▶ PROBLEM
Restate each of the lines below word for word and drop every picture.

▶ DATA FOR THIS TASK

= = =

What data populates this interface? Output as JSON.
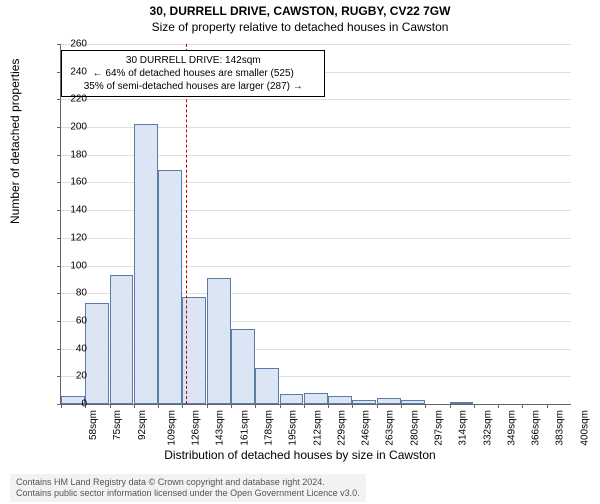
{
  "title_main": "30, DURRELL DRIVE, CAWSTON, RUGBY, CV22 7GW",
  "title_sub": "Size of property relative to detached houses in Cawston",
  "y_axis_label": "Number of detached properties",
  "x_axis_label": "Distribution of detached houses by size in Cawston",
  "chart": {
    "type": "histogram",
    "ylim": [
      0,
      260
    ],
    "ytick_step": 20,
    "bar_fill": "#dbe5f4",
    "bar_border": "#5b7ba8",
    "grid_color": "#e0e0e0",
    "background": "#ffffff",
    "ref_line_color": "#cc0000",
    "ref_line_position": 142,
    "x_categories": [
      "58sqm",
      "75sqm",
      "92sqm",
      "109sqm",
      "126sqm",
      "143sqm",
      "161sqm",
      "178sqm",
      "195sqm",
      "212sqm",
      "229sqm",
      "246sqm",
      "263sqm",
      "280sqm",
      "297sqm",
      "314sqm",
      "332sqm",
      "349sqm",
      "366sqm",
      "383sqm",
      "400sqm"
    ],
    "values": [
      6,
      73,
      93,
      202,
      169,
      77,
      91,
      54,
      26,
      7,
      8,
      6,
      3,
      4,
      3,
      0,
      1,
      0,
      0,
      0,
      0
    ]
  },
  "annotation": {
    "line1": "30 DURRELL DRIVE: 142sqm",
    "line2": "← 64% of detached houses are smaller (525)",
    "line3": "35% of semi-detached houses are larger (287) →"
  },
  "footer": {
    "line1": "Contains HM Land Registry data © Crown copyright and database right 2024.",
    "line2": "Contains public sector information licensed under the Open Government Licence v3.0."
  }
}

= = =

▶ OUTPUT
What data populates this interface? Output as JSON.
{
  "title_main": "30, DURRELL DRIVE, CAWSTON, RUGBY, CV22 7GW",
  "title_sub": "Size of property relative to detached houses in Cawston",
  "y_axis_label": "Number of detached properties",
  "x_axis_label": "Distribution of detached houses by size in Cawston",
  "chart": {
    "type": "histogram",
    "ylim": [
      0,
      260
    ],
    "ytick_step": 20,
    "bar_fill": "#dbe5f4",
    "bar_border": "#5b7ba8",
    "grid_color": "#e0e0e0",
    "background": "#ffffff",
    "ref_line_color": "#cc0000",
    "ref_line_position": 142,
    "x_categories": [
      "58sqm",
      "75sqm",
      "92sqm",
      "109sqm",
      "126sqm",
      "143sqm",
      "161sqm",
      "178sqm",
      "195sqm",
      "212sqm",
      "229sqm",
      "246sqm",
      "263sqm",
      "280sqm",
      "297sqm",
      "314sqm",
      "332sqm",
      "349sqm",
      "366sqm",
      "383sqm",
      "400sqm"
    ],
    "values": [
      6,
      73,
      93,
      202,
      169,
      77,
      91,
      54,
      26,
      7,
      8,
      6,
      3,
      4,
      3,
      0,
      1,
      0,
      0,
      0,
      0
    ]
  },
  "annotation": {
    "line1": "30 DURRELL DRIVE: 142sqm",
    "line2": "← 64% of detached houses are smaller (525)",
    "line3": "35% of semi-detached houses are larger (287) →"
  },
  "footer": {
    "line1": "Contains HM Land Registry data © Crown copyright and database right 2024.",
    "line2": "Contains public sector information licensed under the Open Government Licence v3.0."
  }
}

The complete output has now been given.